## [DIRECTIONS]
Return the material exactly as supplied, apart from the pictures, which are omitted.

## [PROVIDED MATERIAL]
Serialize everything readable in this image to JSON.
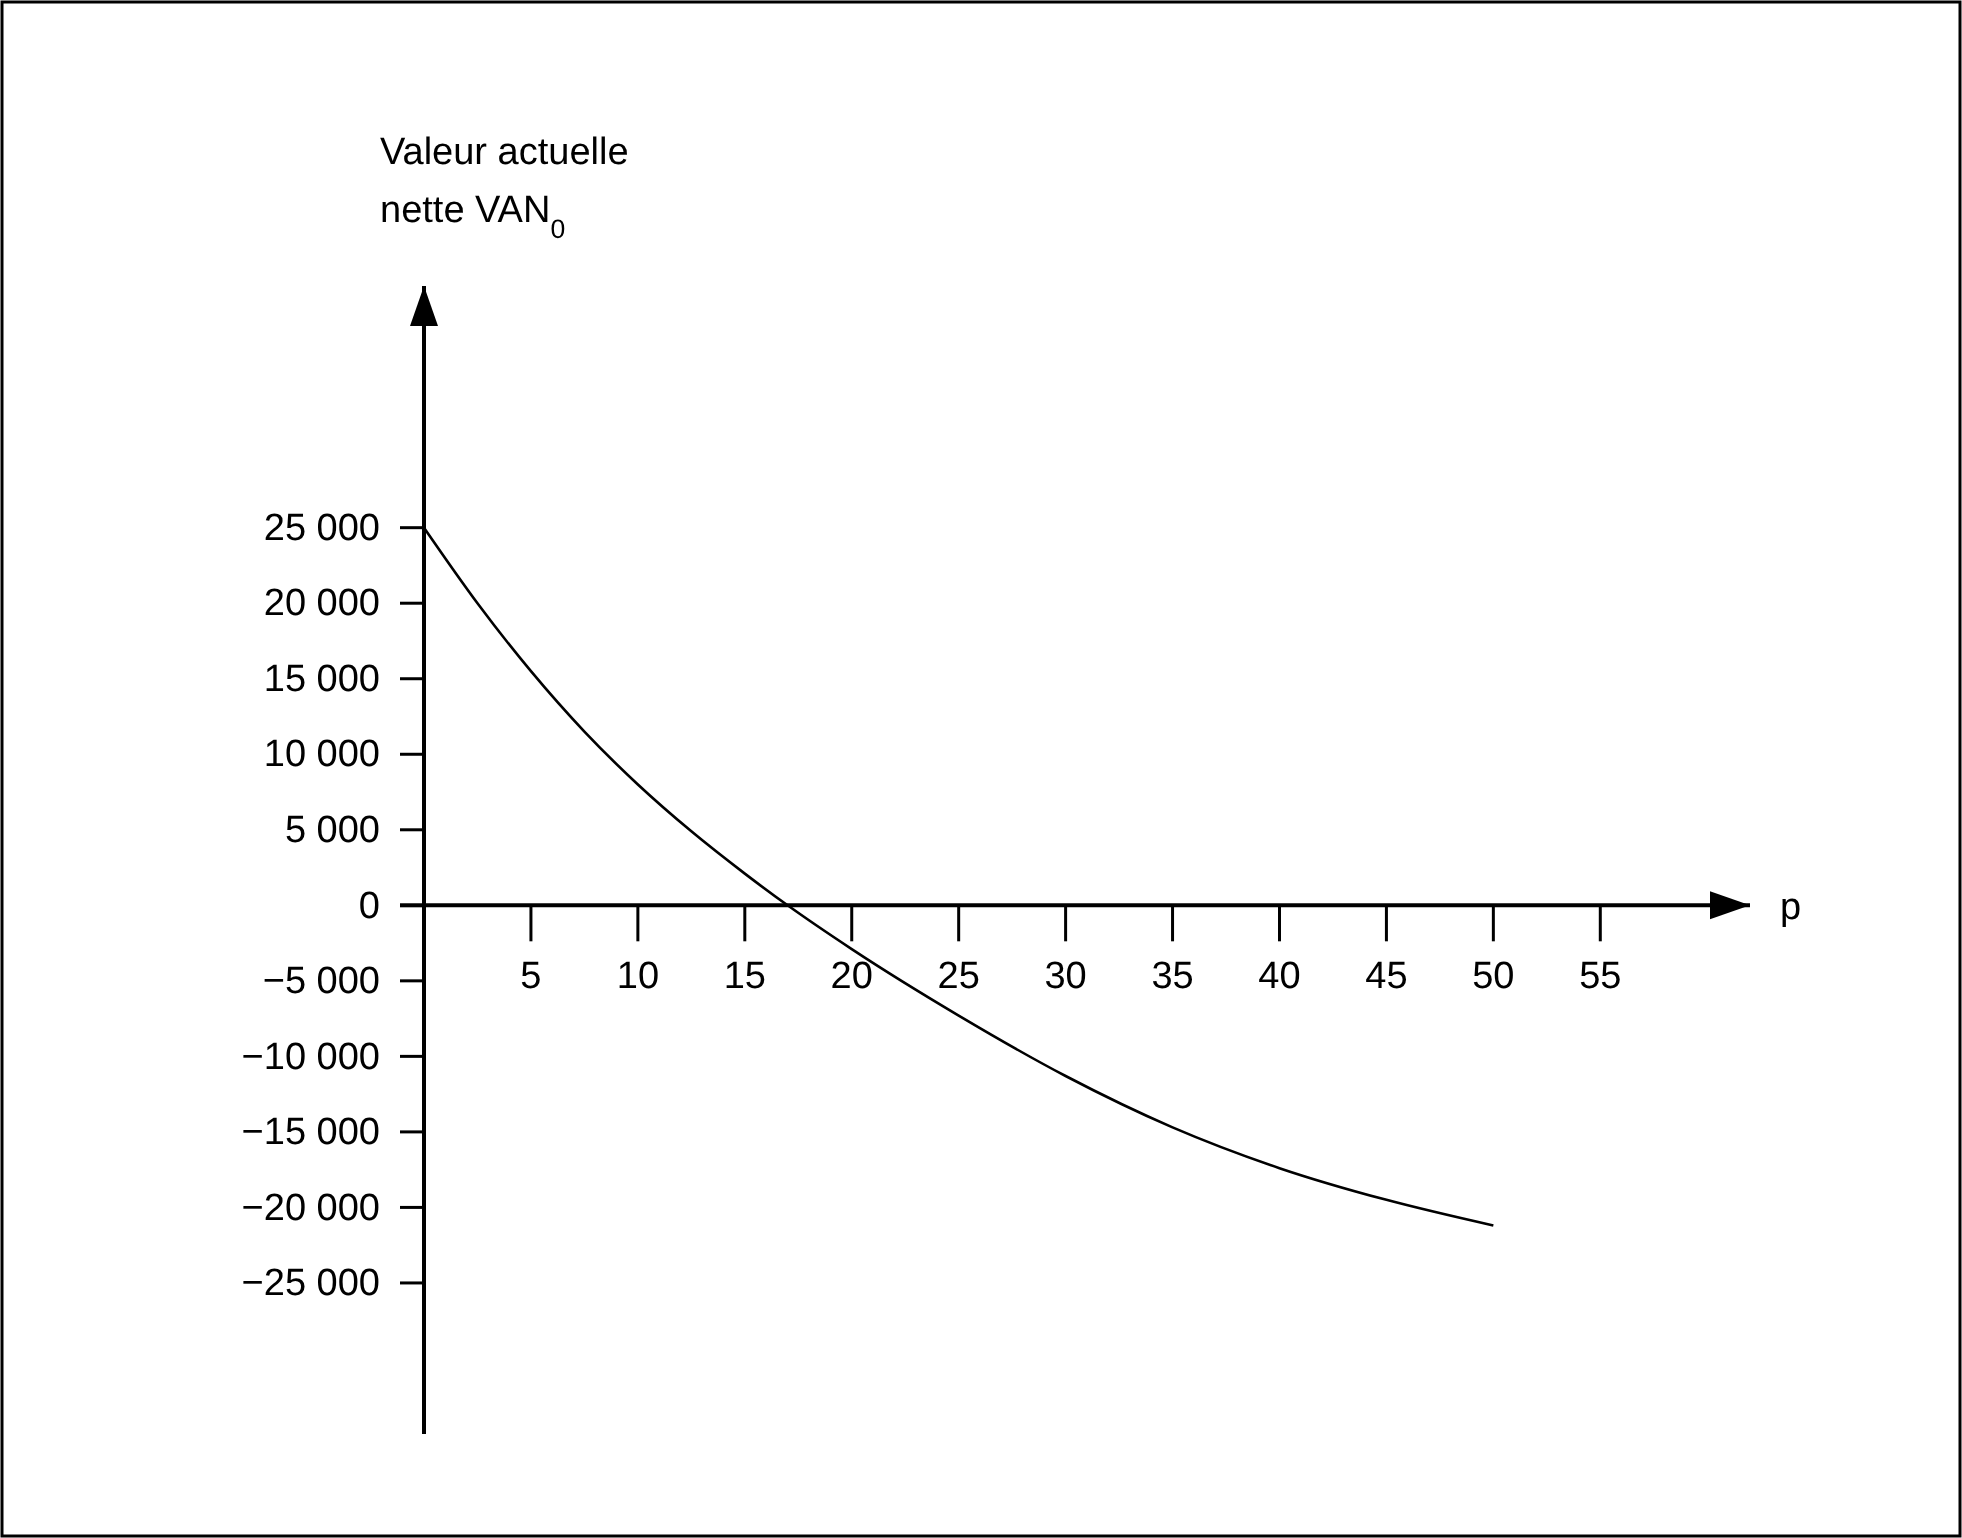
{
  "chart_data": {
    "type": "line",
    "ylabel": "Valeur actuelle\nnette VAN$_{0}$",
    "xlabel": "p",
    "x": [
      0,
      2.5,
      5,
      7.5,
      10,
      12.5,
      15,
      17,
      20,
      25,
      30,
      35,
      40,
      45,
      50
    ],
    "series": [
      {
        "color": "#000000",
        "values": [
          25000,
          20000,
          15500,
          11500,
          8000,
          4900,
          2100,
          0,
          -2900,
          -7300,
          -11300,
          -14700,
          -17400,
          -19500,
          -21200
        ]
      }
    ],
    "xlim": [
      0,
      62
    ],
    "ylim": [
      -35000,
      41000
    ],
    "xticks": [
      5,
      10,
      15,
      20,
      25,
      30,
      35,
      40,
      45,
      50,
      55
    ],
    "yticks": [
      {
        "value": 25000,
        "label": "25 000"
      },
      {
        "value": 20000,
        "label": "20 000"
      },
      {
        "value": 15000,
        "label": "15 000"
      },
      {
        "value": 10000,
        "label": "10 000"
      },
      {
        "value": 5000,
        "label": "5 000"
      },
      0,
      {
        "value": -5000,
        "label": "−5 000"
      },
      {
        "value": -10000,
        "label": "−10 000"
      },
      {
        "value": -15000,
        "label": "−15 000"
      },
      {
        "value": -20000,
        "label": "−20 000"
      },
      {
        "value": -25000,
        "label": "−25 000"
      }
    ],
    "grid": false,
    "marker": "none",
    "line_style": "solid"
  }
}
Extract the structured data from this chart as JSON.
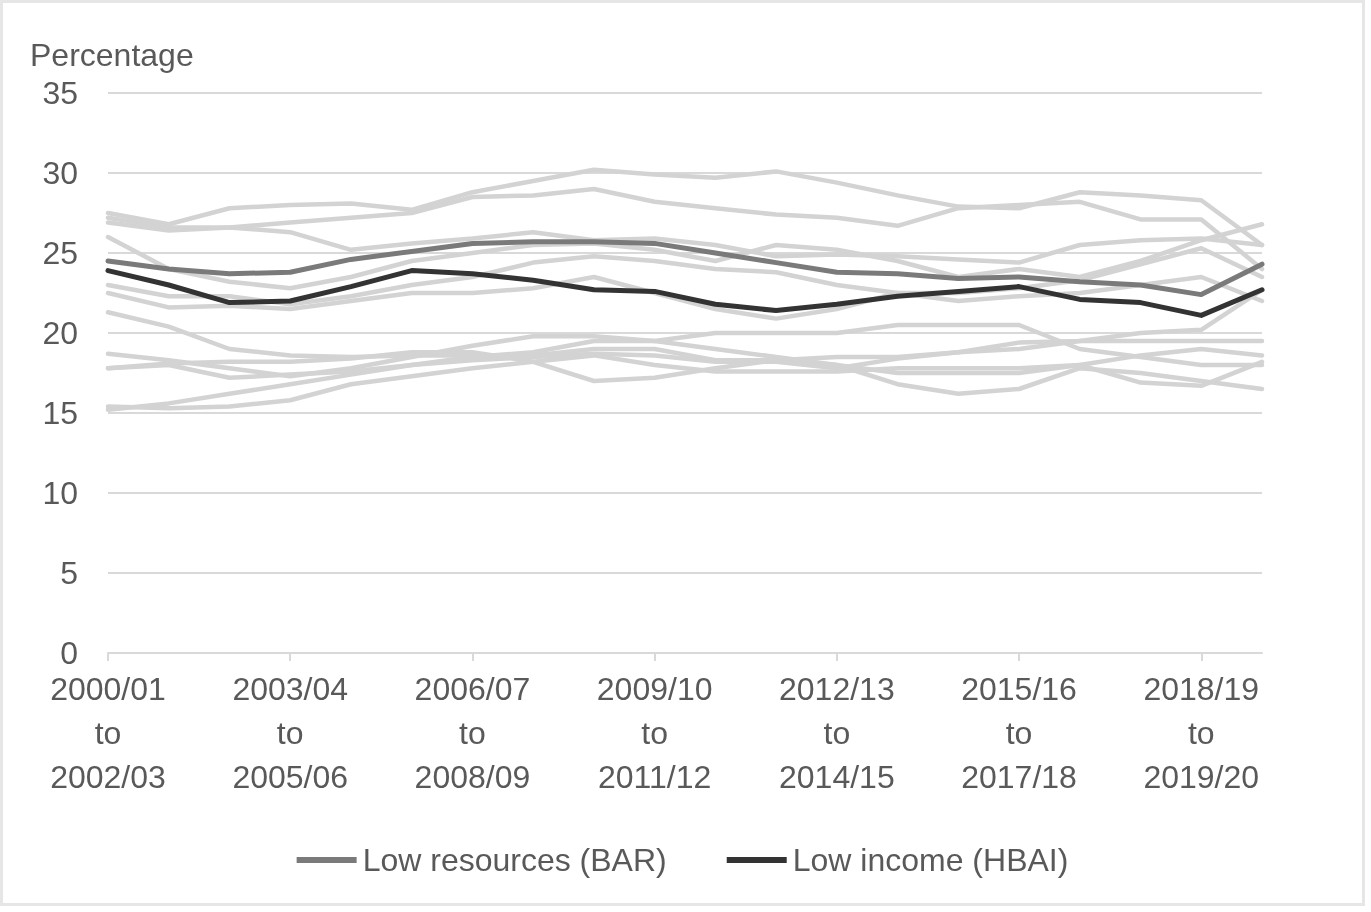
{
  "chart_data": {
    "type": "line",
    "ylabel": "Percentage",
    "categories": [
      "2000/01\nto\n2002/03",
      null,
      null,
      "2003/04\nto\n2005/06",
      null,
      null,
      "2006/07\nto\n2008/09",
      null,
      null,
      "2009/10\nto\n2011/12",
      null,
      null,
      "2012/13\nto\n2014/15",
      null,
      null,
      "2015/16\nto\n2017/18",
      null,
      null,
      "2018/19\nto\n2019/20",
      null
    ],
    "ylim": [
      0,
      35
    ],
    "yticks": [
      0,
      5,
      10,
      15,
      20,
      25,
      30,
      35
    ],
    "grid": "y",
    "legend": "bottom",
    "marker": "none",
    "line_style": "solid",
    "series": [
      {
        "color": "#d3d3d3",
        "values": [
          27.5,
          26.8,
          27.8,
          28.0,
          28.1,
          27.7,
          28.8,
          29.5,
          30.2,
          29.9,
          29.7,
          30.1,
          29.4,
          28.6,
          27.9,
          27.8,
          28.8,
          28.6,
          28.3,
          25.5
        ]
      },
      {
        "color": "#d3d3d3",
        "values": [
          26.9,
          26.4,
          26.6,
          26.9,
          27.2,
          27.5,
          28.5,
          28.6,
          29.0,
          28.2,
          27.8,
          27.4,
          27.2,
          26.7,
          27.8,
          28.0,
          28.2,
          27.1,
          27.1,
          24.0
        ]
      },
      {
        "color": "#d3d3d3",
        "values": [
          27.2,
          26.6,
          26.6,
          26.3,
          25.2,
          25.6,
          25.9,
          26.3,
          25.8,
          25.9,
          25.5,
          24.8,
          24.9,
          24.8,
          24.6,
          24.4,
          25.5,
          25.8,
          25.9,
          25.5
        ]
      },
      {
        "color": "#d3d3d3",
        "values": [
          26.0,
          24.0,
          23.2,
          22.8,
          23.5,
          24.5,
          25.0,
          25.5,
          25.6,
          25.2,
          24.5,
          25.5,
          25.2,
          24.5,
          23.5,
          24.0,
          23.5,
          24.5,
          25.8,
          26.8
        ]
      },
      {
        "color": "#d3d3d3",
        "values": [
          23.0,
          22.3,
          22.3,
          21.8,
          22.3,
          23.0,
          23.5,
          24.4,
          24.8,
          24.5,
          24.0,
          23.8,
          23.0,
          22.5,
          22.5,
          22.8,
          23.3,
          24.3,
          25.3,
          23.5
        ]
      },
      {
        "color": "#d3d3d3",
        "values": [
          22.5,
          21.6,
          21.7,
          21.5,
          22.0,
          22.5,
          22.5,
          22.8,
          23.5,
          22.5,
          21.5,
          20.9,
          21.5,
          22.5,
          22.0,
          22.3,
          22.5,
          23.0,
          23.5,
          22.0
        ]
      },
      {
        "color": "#d3d3d3",
        "values": [
          21.3,
          20.4,
          19.0,
          18.6,
          18.5,
          18.6,
          18.6,
          18.6,
          19.0,
          19.0,
          18.3,
          18.3,
          18.0,
          17.5,
          17.5,
          17.5,
          18.0,
          18.6,
          19.0,
          18.6
        ]
      },
      {
        "color": "#d3d3d3",
        "values": [
          18.7,
          18.3,
          17.8,
          17.3,
          17.8,
          18.5,
          19.2,
          19.8,
          19.8,
          19.5,
          20.0,
          20.0,
          20.0,
          20.5,
          20.5,
          20.5,
          19.0,
          18.5,
          18.0,
          18.0
        ]
      },
      {
        "color": "#d3d3d3",
        "values": [
          17.8,
          18.1,
          18.2,
          18.2,
          18.4,
          18.8,
          18.8,
          18.2,
          17.0,
          17.2,
          17.8,
          18.3,
          18.5,
          18.5,
          18.8,
          19.0,
          19.5,
          19.5,
          19.5,
          19.5
        ]
      },
      {
        "color": "#d3d3d3",
        "values": [
          15.2,
          15.6,
          16.2,
          16.8,
          17.4,
          18.0,
          18.5,
          18.8,
          19.5,
          19.5,
          19.0,
          18.5,
          18.0,
          16.8,
          16.2,
          16.5,
          17.8,
          17.5,
          17.0,
          16.5
        ]
      },
      {
        "color": "#d3d3d3",
        "values": [
          15.4,
          15.3,
          15.4,
          15.8,
          16.8,
          17.3,
          17.8,
          18.2,
          18.6,
          18.0,
          17.6,
          17.6,
          17.6,
          17.8,
          17.8,
          17.8,
          18.0,
          16.9,
          16.7,
          18.2
        ]
      },
      {
        "color": "#d3d3d3",
        "values": [
          17.8,
          18.0,
          17.2,
          17.4,
          17.6,
          18.0,
          18.3,
          18.5,
          18.7,
          18.6,
          18.2,
          18.2,
          17.8,
          18.4,
          18.8,
          19.4,
          19.5,
          20.0,
          20.2,
          22.7
        ]
      },
      {
        "name": "Low resources (BAR)",
        "color": "#7a7a7a",
        "values": [
          24.5,
          24.0,
          23.7,
          23.8,
          24.6,
          25.1,
          25.6,
          25.7,
          25.7,
          25.6,
          25.0,
          24.4,
          23.8,
          23.7,
          23.4,
          23.5,
          23.2,
          23.0,
          22.4,
          24.3
        ]
      },
      {
        "name": "Low income (HBAI)",
        "color": "#333333",
        "values": [
          23.9,
          23.0,
          21.9,
          22.0,
          22.9,
          23.9,
          23.7,
          23.3,
          22.7,
          22.6,
          21.8,
          21.4,
          21.8,
          22.3,
          22.6,
          22.9,
          22.1,
          21.9,
          21.1,
          22.7
        ]
      }
    ]
  }
}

## [OUTPUT]
Serialize everything readable in this image to JSON.
{
  "chart_data": {
    "type": "line",
    "ylabel": "Valeur actuelle\nnette VAN$_{0}$",
    "xlabel": "p",
    "x": [
      0,
      2.5,
      5,
      7.5,
      10,
      12.5,
      15,
      17,
      20,
      25,
      30,
      35,
      40,
      45,
      50
    ],
    "series": [
      {
        "color": "#000000",
        "values": [
          25000,
          20000,
          15500,
          11500,
          8000,
          4900,
          2100,
          0,
          -2900,
          -7300,
          -11300,
          -14700,
          -17400,
          -19500,
          -21200
        ]
      }
    ],
    "xlim": [
      0,
      62
    ],
    "ylim": [
      -35000,
      41000
    ],
    "xticks": [
      5,
      10,
      15,
      20,
      25,
      30,
      35,
      40,
      45,
      50,
      55
    ],
    "yticks": [
      {
        "value": 25000,
        "label": "25 000"
      },
      {
        "value": 20000,
        "label": "20 000"
      },
      {
        "value": 15000,
        "label": "15 000"
      },
      {
        "value": 10000,
        "label": "10 000"
      },
      {
        "value": 5000,
        "label": "5 000"
      },
      0,
      {
        "value": -5000,
        "label": "−5 000"
      },
      {
        "value": -10000,
        "label": "−10 000"
      },
      {
        "value": -15000,
        "label": "−15 000"
      },
      {
        "value": -20000,
        "label": "−20 000"
      },
      {
        "value": -25000,
        "label": "−25 000"
      }
    ],
    "grid": false,
    "marker": "none",
    "line_style": "solid"
  }
}
Extract the structured data from this chart as JSON.
{
  "chart_data": {
    "type": "line",
    "ylabel": "Percentage",
    "categories": [
      "2000/01\nto\n2002/03",
      null,
      null,
      "2003/04\nto\n2005/06",
      null,
      null,
      "2006/07\nto\n2008/09",
      null,
      null,
      "2009/10\nto\n2011/12",
      null,
      null,
      "2012/13\nto\n2014/15",
      null,
      null,
      "2015/16\nto\n2017/18",
      null,
      null,
      "2018/19\nto\n2019/20",
      null
    ],
    "ylim": [
      0,
      35
    ],
    "yticks": [
      0,
      5,
      10,
      15,
      20,
      25,
      30,
      35
    ],
    "grid": "y",
    "legend": "bottom",
    "marker": "none",
    "line_style": "solid",
    "series": [
      {
        "color": "#d3d3d3",
        "values": [
          27.5,
          26.8,
          27.8,
          28.0,
          28.1,
          27.7,
          28.8,
          29.5,
          30.2,
          29.9,
          29.7,
          30.1,
          29.4,
          28.6,
          27.9,
          27.8,
          28.8,
          28.6,
          28.3,
          25.5
        ]
      },
      {
        "color": "#d3d3d3",
        "values": [
          26.9,
          26.4,
          26.6,
          26.9,
          27.2,
          27.5,
          28.5,
          28.6,
          29.0,
          28.2,
          27.8,
          27.4,
          27.2,
          26.7,
          27.8,
          28.0,
          28.2,
          27.1,
          27.1,
          24.0
        ]
      },
      {
        "color": "#d3d3d3",
        "values": [
          27.2,
          26.6,
          26.6,
          26.3,
          25.2,
          25.6,
          25.9,
          26.3,
          25.8,
          25.9,
          25.5,
          24.8,
          24.9,
          24.8,
          24.6,
          24.4,
          25.5,
          25.8,
          25.9,
          25.5
        ]
      },
      {
        "color": "#d3d3d3",
        "values": [
          26.0,
          24.0,
          23.2,
          22.8,
          23.5,
          24.5,
          25.0,
          25.5,
          25.6,
          25.2,
          24.5,
          25.5,
          25.2,
          24.5,
          23.5,
          24.0,
          23.5,
          24.5,
          25.8,
          26.8
        ]
      },
      {
        "color": "#d3d3d3",
        "values": [
          23.0,
          22.3,
          22.3,
          21.8,
          22.3,
          23.0,
          23.5,
          24.4,
          24.8,
          24.5,
          24.0,
          23.8,
          23.0,
          22.5,
          22.5,
          22.8,
          23.3,
          24.3,
          25.3,
          23.5
        ]
      },
      {
        "color": "#d3d3d3",
        "values": [
          22.5,
          21.6,
          21.7,
          21.5,
          22.0,
          22.5,
          22.5,
          22.8,
          23.5,
          22.5,
          21.5,
          20.9,
          21.5,
          22.5,
          22.0,
          22.3,
          22.5,
          23.0,
          23.5,
          22.0
        ]
      },
      {
        "color": "#d3d3d3",
        "values": [
          21.3,
          20.4,
          19.0,
          18.6,
          18.5,
          18.6,
          18.6,
          18.6,
          19.0,
          19.0,
          18.3,
          18.3,
          18.0,
          17.5,
          17.5,
          17.5,
          18.0,
          18.6,
          19.0,
          18.6
        ]
      },
      {
        "color": "#d3d3d3",
        "values": [
          18.7,
          18.3,
          17.8,
          17.3,
          17.8,
          18.5,
          19.2,
          19.8,
          19.8,
          19.5,
          20.0,
          20.0,
          20.0,
          20.5,
          20.5,
          20.5,
          19.0,
          18.5,
          18.0,
          18.0
        ]
      },
      {
        "color": "#d3d3d3",
        "values": [
          17.8,
          18.1,
          18.2,
          18.2,
          18.4,
          18.8,
          18.8,
          18.2,
          17.0,
          17.2,
          17.8,
          18.3,
          18.5,
          18.5,
          18.8,
          19.0,
          19.5,
          19.5,
          19.5,
          19.5
        ]
      },
      {
        "color": "#d3d3d3",
        "values": [
          15.2,
          15.6,
          16.2,
          16.8,
          17.4,
          18.0,
          18.5,
          18.8,
          19.5,
          19.5,
          19.0,
          18.5,
          18.0,
          16.8,
          16.2,
          16.5,
          17.8,
          17.5,
          17.0,
          16.5
        ]
      },
      {
        "color": "#d3d3d3",
        "values": [
          15.4,
          15.3,
          15.4,
          15.8,
          16.8,
          17.3,
          17.8,
          18.2,
          18.6,
          18.0,
          17.6,
          17.6,
          17.6,
          17.8,
          17.8,
          17.8,
          18.0,
          16.9,
          16.7,
          18.2
        ]
      },
      {
        "color": "#d3d3d3",
        "values": [
          17.8,
          18.0,
          17.2,
          17.4,
          17.6,
          18.0,
          18.3,
          18.5,
          18.7,
          18.6,
          18.2,
          18.2,
          17.8,
          18.4,
          18.8,
          19.4,
          19.5,
          20.0,
          20.2,
          22.7
        ]
      },
      {
        "name": "Low resources (BAR)",
        "color": "#7a7a7a",
        "values": [
          24.5,
          24.0,
          23.7,
          23.8,
          24.6,
          25.1,
          25.6,
          25.7,
          25.7,
          25.6,
          25.0,
          24.4,
          23.8,
          23.7,
          23.4,
          23.5,
          23.2,
          23.0,
          22.4,
          24.3
        ]
      },
      {
        "name": "Low income (HBAI)",
        "color": "#333333",
        "values": [
          23.9,
          23.0,
          21.9,
          22.0,
          22.9,
          23.9,
          23.7,
          23.3,
          22.7,
          22.6,
          21.8,
          21.4,
          21.8,
          22.3,
          22.6,
          22.9,
          22.1,
          21.9,
          21.1,
          22.7
        ]
      }
    ]
  }
}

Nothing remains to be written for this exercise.